::: Input rows :::

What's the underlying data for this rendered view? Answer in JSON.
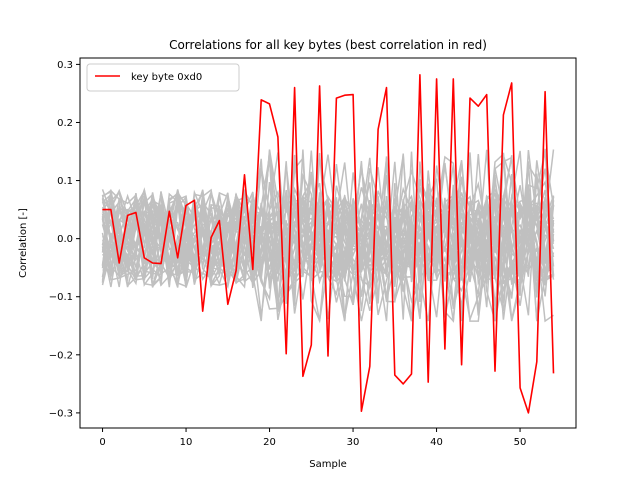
{
  "chart_data": {
    "type": "line",
    "title": "Correlations for all key bytes (best correlation in red)",
    "xlabel": "Sample",
    "ylabel": "Correlation [-]",
    "xlim": [
      -2.7,
      56.7
    ],
    "ylim": [
      -0.326,
      0.311
    ],
    "xticks": [
      0,
      10,
      20,
      30,
      40,
      50
    ],
    "yticks": [
      -0.3,
      -0.2,
      -0.1,
      0.0,
      0.1,
      0.2,
      0.3
    ],
    "xtick_labels": [
      "0",
      "10",
      "20",
      "30",
      "40",
      "50"
    ],
    "ytick_labels": [
      "−0.3",
      "−0.2",
      "−0.1",
      "0.0",
      "0.1",
      "0.2",
      "0.3"
    ],
    "grid": false,
    "legend": {
      "position": "top-left",
      "entries": [
        "key byte 0xd0"
      ]
    },
    "series": [
      {
        "name": "key byte 0xd0",
        "color": "#ff0000",
        "highlight": true,
        "x": [
          0,
          1,
          2,
          3,
          4,
          5,
          6,
          7,
          8,
          9,
          10,
          11,
          12,
          13,
          14,
          15,
          16,
          17,
          18,
          19,
          20,
          21,
          22,
          23,
          24,
          25,
          26,
          27,
          28,
          29,
          30,
          31,
          32,
          33,
          34,
          35,
          36,
          37,
          38,
          39,
          40,
          41,
          42,
          43,
          44,
          45,
          46,
          47,
          48,
          49,
          50,
          51,
          52,
          53,
          54
        ],
        "y": [
          0.05,
          0.05,
          -0.042,
          0.04,
          0.045,
          -0.033,
          -0.042,
          -0.043,
          0.047,
          -0.033,
          0.057,
          0.066,
          -0.125,
          0.002,
          0.031,
          -0.113,
          -0.055,
          0.11,
          -0.053,
          0.239,
          0.232,
          0.175,
          -0.198,
          0.26,
          -0.237,
          -0.183,
          0.263,
          -0.202,
          0.242,
          0.247,
          0.248,
          -0.297,
          -0.22,
          0.188,
          0.26,
          -0.235,
          -0.25,
          -0.233,
          0.282,
          -0.247,
          0.275,
          -0.19,
          0.275,
          -0.217,
          0.242,
          0.228,
          0.248,
          -0.228,
          0.213,
          0.268,
          -0.257,
          -0.3,
          -0.212,
          0.253,
          -0.232
        ]
      }
    ],
    "background_series": {
      "description": "",
      "color": "#c0c0c0",
      "count": 40,
      "x_range": [
        0,
        54
      ],
      "y_range": [
        -0.142,
        0.178
      ]
    }
  }
}
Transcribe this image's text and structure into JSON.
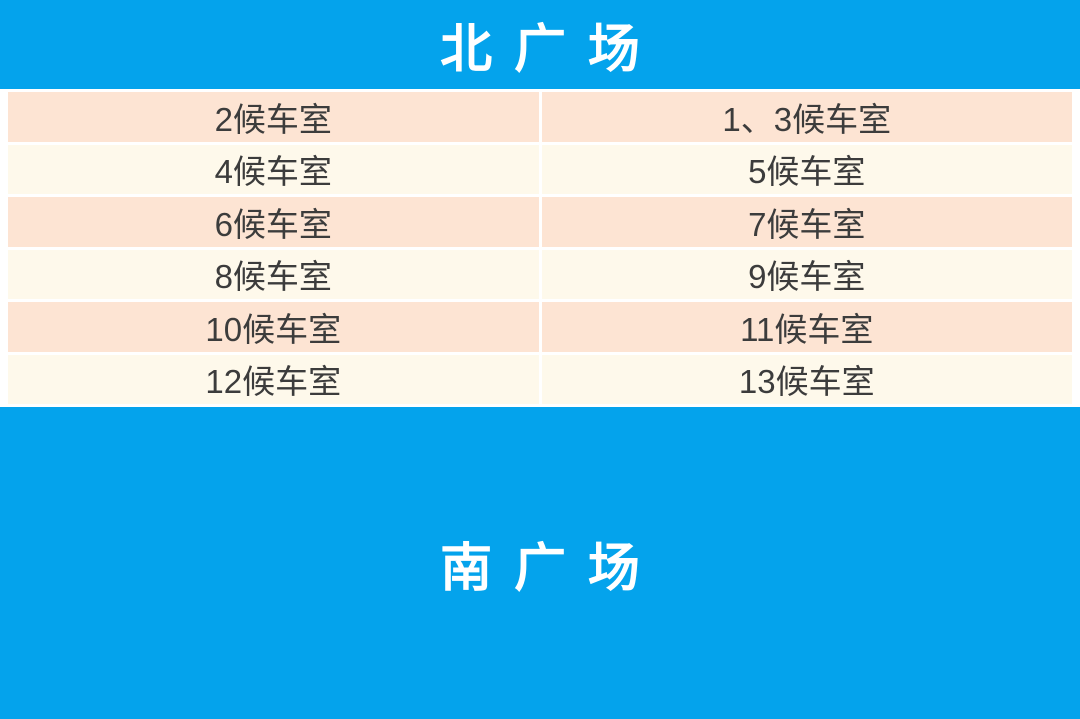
{
  "colors": {
    "banner_blue": "#04A3EC",
    "banner_text": "#FFFFFF",
    "row_peach": "#FDE4D3",
    "row_cream": "#FEF9EB",
    "cell_text": "#3C3C3C",
    "divider_white": "#FFFFFF"
  },
  "north_banner": {
    "label": "北广场"
  },
  "south_banner": {
    "label": "南广场"
  },
  "waiting_rooms": {
    "rows": [
      {
        "left": "2候车室",
        "right": "1、3候车室"
      },
      {
        "left": "4候车室",
        "right": "5候车室"
      },
      {
        "left": "6候车室",
        "right": "7候车室"
      },
      {
        "left": "8候车室",
        "right": "9候车室"
      },
      {
        "left": "10候车室",
        "right": "11候车室"
      },
      {
        "left": "12候车室",
        "right": "13候车室"
      }
    ]
  },
  "chart_data": {
    "type": "table",
    "title": "北广场",
    "footer_title": "南广场",
    "columns": [
      "left",
      "right"
    ],
    "rows": [
      [
        "2候车室",
        "1、3候车室"
      ],
      [
        "4候车室",
        "5候车室"
      ],
      [
        "6候车室",
        "7候车室"
      ],
      [
        "8候车室",
        "9候车室"
      ],
      [
        "10候车室",
        "11候车室"
      ],
      [
        "12候车室",
        "13候车室"
      ]
    ],
    "layout_hints": {
      "header_position": "top-banner",
      "footer_position": "bottom-banner",
      "row_striping": [
        "peach",
        "cream"
      ],
      "grid": "thin-white-dividers"
    }
  }
}
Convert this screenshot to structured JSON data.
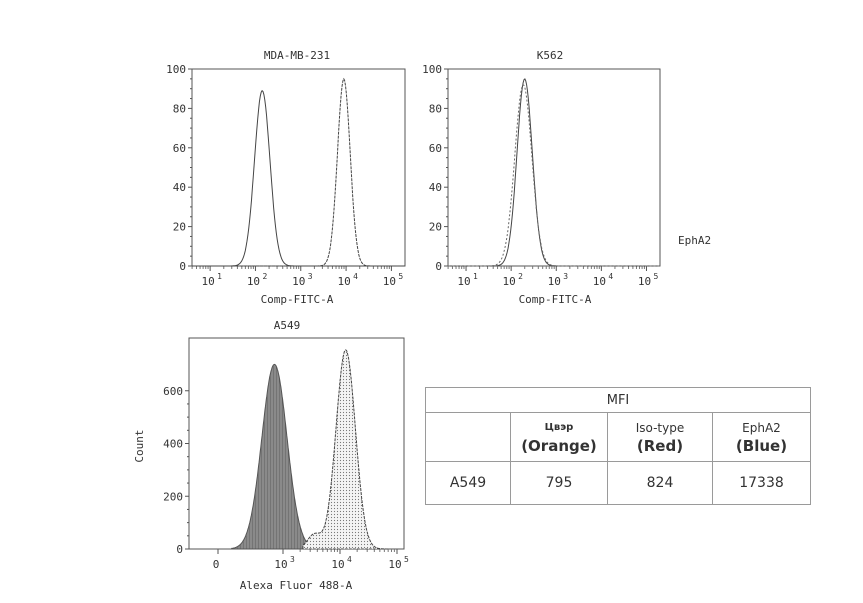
{
  "chart_data": [
    {
      "type": "histogram",
      "title": "MDA-MB-231",
      "xlabel": "Comp-FITC-A",
      "ylabel": "",
      "x_scale": "log",
      "x_ticks": [
        "10",
        "10",
        "10",
        "10",
        "10"
      ],
      "x_tick_exponents": [
        "1",
        "2",
        "3",
        "4",
        "5"
      ],
      "y_ticks": [
        "0",
        "20",
        "40",
        "60",
        "80",
        "100"
      ],
      "ylim": [
        0,
        100
      ],
      "xlim_log10": [
        0.6,
        5.3
      ],
      "series": [
        {
          "peak_log10": 2.15,
          "peak": 89,
          "width": 0.17
        },
        {
          "peak_log10": 3.95,
          "peak": 95,
          "width": 0.14
        }
      ]
    },
    {
      "type": "histogram",
      "title": "K562",
      "xlabel": "Comp-FITC-A",
      "ylabel": "",
      "x_scale": "log",
      "x_ticks": [
        "10",
        "10",
        "10",
        "10",
        "10"
      ],
      "x_tick_exponents": [
        "1",
        "2",
        "3",
        "4",
        "5"
      ],
      "y_ticks": [
        "0",
        "20",
        "40",
        "60",
        "80",
        "100"
      ],
      "ylim": [
        0,
        100
      ],
      "xlim_log10": [
        0.6,
        5.3
      ],
      "series": [
        {
          "peak_log10": 2.3,
          "peak": 95,
          "width": 0.17
        },
        {
          "peak_log10": 2.27,
          "peak": 92,
          "width": 0.19
        }
      ],
      "side_label": "EphA2"
    },
    {
      "type": "histogram",
      "title": "A549",
      "xlabel": "Alexa Fluor 488-A",
      "ylabel": "Count",
      "x_scale": "biexponential",
      "x_ticks": [
        "0",
        "10",
        "10",
        "10"
      ],
      "x_tick_exponents": [
        "",
        "3",
        "4",
        "5"
      ],
      "y_ticks": [
        "0",
        "200",
        "400",
        "600"
      ],
      "ylim": [
        0,
        800
      ],
      "series": [
        {
          "name": "Isotype",
          "peak_log10": 2.85,
          "peak": 700,
          "width": 0.22,
          "fill": "dark-gray"
        },
        {
          "name": "EphA2",
          "peak_log10": 4.1,
          "peak": 755,
          "width": 0.17,
          "fill": "light-dotted"
        }
      ]
    },
    {
      "type": "table",
      "header": "MFI",
      "columns": [
        {
          "top": "",
          "bottom": ""
        },
        {
          "top": "Цвэр",
          "bottom": "(Orange)"
        },
        {
          "top": "Iso-type",
          "bottom": "(Red)"
        },
        {
          "top": "EphA2",
          "bottom": "(Blue)"
        }
      ],
      "rows": [
        [
          "A549",
          "795",
          "824",
          "17338"
        ]
      ]
    }
  ]
}
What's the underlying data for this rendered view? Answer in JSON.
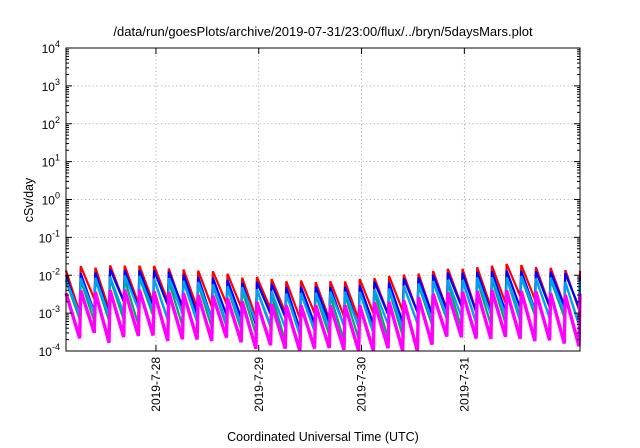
{
  "chart_data": {
    "type": "line",
    "title": "/data/run/goesPlots/archive/2019-07-31/23:00/flux/../bryn/5daysMars.plot",
    "xlabel": "Coordinated Universal Time (UTC)",
    "ylabel": "cSv/day",
    "y_scale": "log",
    "ylim": [
      0.0001,
      10000
    ],
    "y_ticks": [
      {
        "base": "10",
        "exp": "-4"
      },
      {
        "base": "10",
        "exp": "-3"
      },
      {
        "base": "10",
        "exp": "-2"
      },
      {
        "base": "10",
        "exp": "-1"
      },
      {
        "base": "10",
        "exp": "0"
      },
      {
        "base": "10",
        "exp": "1"
      },
      {
        "base": "10",
        "exp": "2"
      },
      {
        "base": "10",
        "exp": "3"
      },
      {
        "base": "10",
        "exp": "4"
      }
    ],
    "xlim": [
      "2019-07-27 03:00",
      "2019-08-01 03:00"
    ],
    "x_ticks": [
      "2019-7-28",
      "2019-7-29",
      "2019-7-30",
      "2019-7-31"
    ],
    "grid": true,
    "pattern": "sawtooth, about 7 cycles per day",
    "series": [
      {
        "color": "#ff0000",
        "peak": 0.011,
        "trough": 0.0012
      },
      {
        "color": "#0000ff",
        "peak": 0.0082,
        "trough": 0.0009
      },
      {
        "color": "#00aa66",
        "peak": 0.005,
        "trough": 0.0004
      },
      {
        "color": "#00a0ff",
        "peak": 0.0055,
        "trough": 0.00055
      },
      {
        "color": "#ff00ff",
        "peak": 0.0025,
        "trough": 0.00015
      }
    ]
  }
}
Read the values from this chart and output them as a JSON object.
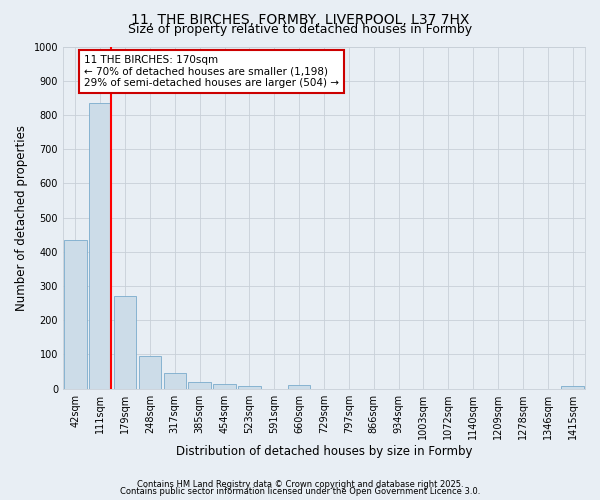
{
  "title_line1": "11, THE BIRCHES, FORMBY, LIVERPOOL, L37 7HX",
  "title_line2": "Size of property relative to detached houses in Formby",
  "xlabel": "Distribution of detached houses by size in Formby",
  "ylabel": "Number of detached properties",
  "bar_labels": [
    "42sqm",
    "111sqm",
    "179sqm",
    "248sqm",
    "317sqm",
    "385sqm",
    "454sqm",
    "523sqm",
    "591sqm",
    "660sqm",
    "729sqm",
    "797sqm",
    "866sqm",
    "934sqm",
    "1003sqm",
    "1072sqm",
    "1140sqm",
    "1209sqm",
    "1278sqm",
    "1346sqm",
    "1415sqm"
  ],
  "bar_values": [
    435,
    835,
    270,
    95,
    45,
    20,
    12,
    8,
    0,
    10,
    0,
    0,
    0,
    0,
    0,
    0,
    0,
    0,
    0,
    0,
    8
  ],
  "bar_color": "#ccdce8",
  "bar_edge_color": "#7aabcc",
  "red_line_index": 2,
  "annotation_text_line1": "11 THE BIRCHES: 170sqm",
  "annotation_text_line2": "← 70% of detached houses are smaller (1,198)",
  "annotation_text_line3": "29% of semi-detached houses are larger (504) →",
  "annotation_box_facecolor": "#ffffff",
  "annotation_border_color": "#cc0000",
  "ylim": [
    0,
    1000
  ],
  "yticks": [
    0,
    100,
    200,
    300,
    400,
    500,
    600,
    700,
    800,
    900,
    1000
  ],
  "grid_color": "#c8d0d8",
  "background_color": "#e8eef4",
  "footer_line1": "Contains HM Land Registry data © Crown copyright and database right 2025.",
  "footer_line2": "Contains public sector information licensed under the Open Government Licence 3.0.",
  "title_fontsize": 10,
  "subtitle_fontsize": 9,
  "axis_label_fontsize": 8.5,
  "tick_fontsize": 7,
  "annotation_fontsize": 7.5,
  "footer_fontsize": 6
}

:::

# Task goal
Search the data above for the string "left" and return every line that has it.

# Answer
      "position": "top-left",
        "left": "2候车室",
        "left": "4候车室",
        "left": "6候车室",
        "left": "8候车室",
        "left": "10候车室",
        "left": "12候车室",
      "left",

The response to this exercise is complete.